**Problem statement:** Copy all records verbatim.

**Raw data:**
§ §
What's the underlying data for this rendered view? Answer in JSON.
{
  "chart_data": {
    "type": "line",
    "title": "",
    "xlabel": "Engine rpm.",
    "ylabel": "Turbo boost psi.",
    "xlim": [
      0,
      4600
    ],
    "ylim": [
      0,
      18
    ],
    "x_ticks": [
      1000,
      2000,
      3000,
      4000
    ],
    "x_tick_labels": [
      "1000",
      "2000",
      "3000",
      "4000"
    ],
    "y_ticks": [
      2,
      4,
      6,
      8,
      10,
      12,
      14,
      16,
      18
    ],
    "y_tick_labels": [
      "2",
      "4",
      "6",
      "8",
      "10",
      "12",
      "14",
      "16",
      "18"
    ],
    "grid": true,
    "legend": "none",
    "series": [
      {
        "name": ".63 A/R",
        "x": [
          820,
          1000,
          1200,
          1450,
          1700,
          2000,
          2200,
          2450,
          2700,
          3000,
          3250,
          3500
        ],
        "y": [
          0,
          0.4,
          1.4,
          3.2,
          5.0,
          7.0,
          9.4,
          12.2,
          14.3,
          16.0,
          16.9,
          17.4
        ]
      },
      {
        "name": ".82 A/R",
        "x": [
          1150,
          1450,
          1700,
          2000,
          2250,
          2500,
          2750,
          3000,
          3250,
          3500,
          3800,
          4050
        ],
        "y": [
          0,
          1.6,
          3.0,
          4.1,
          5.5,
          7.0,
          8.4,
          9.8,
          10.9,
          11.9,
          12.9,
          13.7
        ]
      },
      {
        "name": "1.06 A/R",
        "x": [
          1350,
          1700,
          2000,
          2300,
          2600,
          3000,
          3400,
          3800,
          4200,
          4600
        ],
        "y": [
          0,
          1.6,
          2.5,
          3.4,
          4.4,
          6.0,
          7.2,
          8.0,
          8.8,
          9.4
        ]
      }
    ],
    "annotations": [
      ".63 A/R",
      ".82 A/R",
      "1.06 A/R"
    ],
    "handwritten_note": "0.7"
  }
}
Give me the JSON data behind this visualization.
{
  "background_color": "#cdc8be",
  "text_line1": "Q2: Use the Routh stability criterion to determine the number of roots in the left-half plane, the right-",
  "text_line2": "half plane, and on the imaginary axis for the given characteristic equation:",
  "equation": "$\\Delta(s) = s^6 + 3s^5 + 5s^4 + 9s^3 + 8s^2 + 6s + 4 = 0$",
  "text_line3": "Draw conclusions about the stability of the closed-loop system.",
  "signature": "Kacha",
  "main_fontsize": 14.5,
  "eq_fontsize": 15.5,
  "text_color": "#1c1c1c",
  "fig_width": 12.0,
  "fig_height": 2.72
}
§ §
**Solution:**
What's the underlying data for this rendered view? Answer in JSON.
{
  "chart_data": {
    "type": "line",
    "title": "",
    "xlabel": "Engine rpm.",
    "ylabel": "Turbo boost psi.",
    "xlim": [
      0,
      4600
    ],
    "ylim": [
      0,
      18
    ],
    "x_ticks": [
      1000,
      2000,
      3000,
      4000
    ],
    "x_tick_labels": [
      "1000",
      "2000",
      "3000",
      "4000"
    ],
    "y_ticks": [
      2,
      4,
      6,
      8,
      10,
      12,
      14,
      16,
      18
    ],
    "y_tick_labels": [
      "2",
      "4",
      "6",
      "8",
      "10",
      "12",
      "14",
      "16",
      "18"
    ],
    "grid": true,
    "legend": "none",
    "series": [
      {
        "name": ".63 A/R",
        "x": [
          820,
          1000,
          1200,
          1450,
          1700,
          2000,
          2200,
          2450,
          2700,
          3000,
          3250,
          3500
        ],
        "y": [
          0,
          0.4,
          1.4,
          3.2,
          5.0,
          7.0,
          9.4,
          12.2,
          14.3,
          16.0,
          16.9,
          17.4
        ]
      },
      {
        "name": ".82 A/R",
        "x": [
          1150,
          1450,
          1700,
          2000,
          2250,
          2500,
          2750,
          3000,
          3250,
          3500,
          3800,
          4050
        ],
        "y": [
          0,
          1.6,
          3.0,
          4.1,
          5.5,
          7.0,
          8.4,
          9.8,
          10.9,
          11.9,
          12.9,
          13.7
        ]
      },
      {
        "name": "1.06 A/R",
        "x": [
          1350,
          1700,
          2000,
          2300,
          2600,
          3000,
          3400,
          3800,
          4200,
          4600
        ],
        "y": [
          0,
          1.6,
          2.5,
          3.4,
          4.4,
          6.0,
          7.2,
          8.0,
          8.8,
          9.4
        ]
      }
    ],
    "annotations": [
      ".63 A/R",
      ".82 A/R",
      "1.06 A/R"
    ],
    "handwritten_note": "0.7"
  }
}
Give me the JSON data behind this visualization.
{
  "background_color": "#cdc8be",
  "text_line1": "Q2: Use the Routh stability criterion to determine the number of roots in the left-half plane, the right-",
  "text_line2": "half plane, and on the imaginary axis for the given characteristic equation:",
  "equation": "$\\Delta(s) = s^6 + 3s^5 + 5s^4 + 9s^3 + 8s^2 + 6s + 4 = 0$",
  "text_line3": "Draw conclusions about the stability of the closed-loop system.",
  "signature": "Kacha",
  "main_fontsize": 14.5,
  "eq_fontsize": 15.5,
  "text_color": "#1c1c1c",
  "fig_width": 12.0,
  "fig_height": 2.72
}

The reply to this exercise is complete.